Materiale da elaborare =
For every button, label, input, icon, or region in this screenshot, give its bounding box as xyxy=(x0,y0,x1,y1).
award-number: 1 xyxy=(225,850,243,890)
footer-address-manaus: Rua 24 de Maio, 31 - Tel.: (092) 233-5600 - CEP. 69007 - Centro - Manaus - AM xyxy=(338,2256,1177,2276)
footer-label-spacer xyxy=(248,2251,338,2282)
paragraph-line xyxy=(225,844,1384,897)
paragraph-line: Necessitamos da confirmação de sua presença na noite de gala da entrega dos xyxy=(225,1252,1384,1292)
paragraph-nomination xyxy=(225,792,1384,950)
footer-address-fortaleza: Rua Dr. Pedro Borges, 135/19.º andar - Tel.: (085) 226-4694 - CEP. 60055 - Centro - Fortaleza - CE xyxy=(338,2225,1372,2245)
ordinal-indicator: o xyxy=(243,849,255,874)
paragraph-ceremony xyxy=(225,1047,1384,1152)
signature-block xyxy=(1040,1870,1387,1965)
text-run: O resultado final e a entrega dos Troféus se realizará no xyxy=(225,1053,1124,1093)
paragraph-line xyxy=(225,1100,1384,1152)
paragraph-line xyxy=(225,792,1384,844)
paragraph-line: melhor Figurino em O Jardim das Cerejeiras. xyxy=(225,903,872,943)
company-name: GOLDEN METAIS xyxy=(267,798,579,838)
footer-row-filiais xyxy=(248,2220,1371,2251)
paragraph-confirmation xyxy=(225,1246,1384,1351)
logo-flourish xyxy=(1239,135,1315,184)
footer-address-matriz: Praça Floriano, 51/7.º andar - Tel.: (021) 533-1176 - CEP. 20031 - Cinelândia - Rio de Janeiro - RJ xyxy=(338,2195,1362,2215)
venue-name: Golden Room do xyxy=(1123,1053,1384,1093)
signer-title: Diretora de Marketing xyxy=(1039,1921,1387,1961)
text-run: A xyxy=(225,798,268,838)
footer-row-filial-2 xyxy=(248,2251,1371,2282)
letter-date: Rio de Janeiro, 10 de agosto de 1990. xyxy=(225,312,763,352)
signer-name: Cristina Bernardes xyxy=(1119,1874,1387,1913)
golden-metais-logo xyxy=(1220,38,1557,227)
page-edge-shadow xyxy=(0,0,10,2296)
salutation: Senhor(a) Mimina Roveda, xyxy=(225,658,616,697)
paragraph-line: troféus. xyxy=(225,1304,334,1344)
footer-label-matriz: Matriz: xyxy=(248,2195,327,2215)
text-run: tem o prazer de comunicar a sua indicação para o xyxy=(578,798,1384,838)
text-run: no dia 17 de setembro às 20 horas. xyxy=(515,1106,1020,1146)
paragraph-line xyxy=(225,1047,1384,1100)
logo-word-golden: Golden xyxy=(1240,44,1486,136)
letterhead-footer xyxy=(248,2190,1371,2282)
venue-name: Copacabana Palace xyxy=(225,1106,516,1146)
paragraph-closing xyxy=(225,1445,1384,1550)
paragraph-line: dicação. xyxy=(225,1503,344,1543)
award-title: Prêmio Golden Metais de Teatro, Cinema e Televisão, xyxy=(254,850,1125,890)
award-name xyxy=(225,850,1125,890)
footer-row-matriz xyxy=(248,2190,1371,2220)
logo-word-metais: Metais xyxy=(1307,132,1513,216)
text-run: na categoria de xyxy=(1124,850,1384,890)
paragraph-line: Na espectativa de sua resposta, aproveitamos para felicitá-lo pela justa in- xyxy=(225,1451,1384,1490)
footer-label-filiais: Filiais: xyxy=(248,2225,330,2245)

Cosa serve = Per favore, trasforma tutte le righe dell'elenco qui sopra in una lista numerata, omettendo le righe vuote.

Risposta al compito =
1. For every button, label, input, icon, or region in this screenshot, give its bounding box as xyxy=(x0,y0,x1,y1).
2. award-number: 1 xyxy=(225,850,243,890)
3. footer-address-manaus: Rua 24 de Maio, 31 - Tel.: (092) 233-5600 - CEP. 69007 - Centro - Manaus - AM xyxy=(338,2256,1177,2276)
4. footer-label-spacer xyxy=(248,2251,338,2282)
5. paragraph-line xyxy=(225,844,1384,897)
6. paragraph-line: Necessitamos da confirmação de sua presença na noite de gala da entrega dos xyxy=(225,1252,1384,1292)
7. paragraph-nomination xyxy=(225,792,1384,950)
8. footer-address-fortaleza: Rua Dr. Pedro Borges, 135/19.º andar - Tel.: (085) 226-4694 - CEP. 60055 - Centro - Fortaleza - CE xyxy=(338,2225,1372,2245)
9. ordinal-indicator: o xyxy=(243,849,255,874)
10. paragraph-ceremony xyxy=(225,1047,1384,1152)
11. signature-block xyxy=(1040,1870,1387,1965)
12. text-run: O resultado final e a entrega dos Troféus se realizará no xyxy=(225,1053,1124,1093)
13. paragraph-line xyxy=(225,1100,1384,1152)
14. paragraph-line xyxy=(225,792,1384,844)
15. paragraph-line: melhor Figurino em O Jardim das Cerejeiras. xyxy=(225,903,872,943)
16. company-name: GOLDEN METAIS xyxy=(267,798,579,838)
17. footer-row-filiais xyxy=(248,2220,1371,2251)
18. paragraph-confirmation xyxy=(225,1246,1384,1351)
19. logo-flourish xyxy=(1239,135,1315,184)
20. footer-address-matriz: Praça Floriano, 51/7.º andar - Tel.: (021) 533-1176 - CEP. 20031 - Cinelândia - Rio de Janeiro - RJ xyxy=(338,2195,1362,2215)
21. venue-name: Golden Room do xyxy=(1123,1053,1384,1093)
22. signer-title: Diretora de Marketing xyxy=(1039,1921,1387,1961)
23. text-run: A xyxy=(225,798,268,838)
24. footer-row-filial-2 xyxy=(248,2251,1371,2282)
25. letter-date: Rio de Janeiro, 10 de agosto de 1990. xyxy=(225,312,763,352)
26. signer-name: Cristina Bernardes xyxy=(1119,1874,1387,1913)
27. golden-metais-logo xyxy=(1220,38,1557,227)
28. page-edge-shadow xyxy=(0,0,10,2296)
29. salutation: Senhor(a) Mimina Roveda, xyxy=(225,658,616,697)
30. paragraph-line: troféus. xyxy=(225,1304,334,1344)
31. footer-label-matriz: Matriz: xyxy=(248,2195,327,2215)
32. text-run: tem o prazer de comunicar a sua indicação para o xyxy=(578,798,1384,838)
33. text-run: no dia 17 de setembro às 20 horas. xyxy=(515,1106,1020,1146)
34. paragraph-line xyxy=(225,1047,1384,1100)
35. logo-word-golden: Golden xyxy=(1240,44,1486,136)
36. letterhead-footer xyxy=(248,2190,1371,2282)
37. venue-name: Copacabana Palace xyxy=(225,1106,516,1146)
38. paragraph-closing xyxy=(225,1445,1384,1550)
39. paragraph-line: dicação. xyxy=(225,1503,344,1543)
40. award-title: Prêmio Golden Metais de Teatro, Cinema e Televisão, xyxy=(254,850,1125,890)
41. award-name xyxy=(225,850,1125,890)
42. footer-row-matriz xyxy=(248,2190,1371,2220)
43. logo-word-metais: Metais xyxy=(1307,132,1513,216)
44. text-run: na categoria de xyxy=(1124,850,1384,890)
45. paragraph-line: Na espectativa de sua resposta, aproveitamos para felicitá-lo pela justa in- xyxy=(225,1451,1384,1490)
46. footer-label-filiais: Filiais: xyxy=(248,2225,330,2245)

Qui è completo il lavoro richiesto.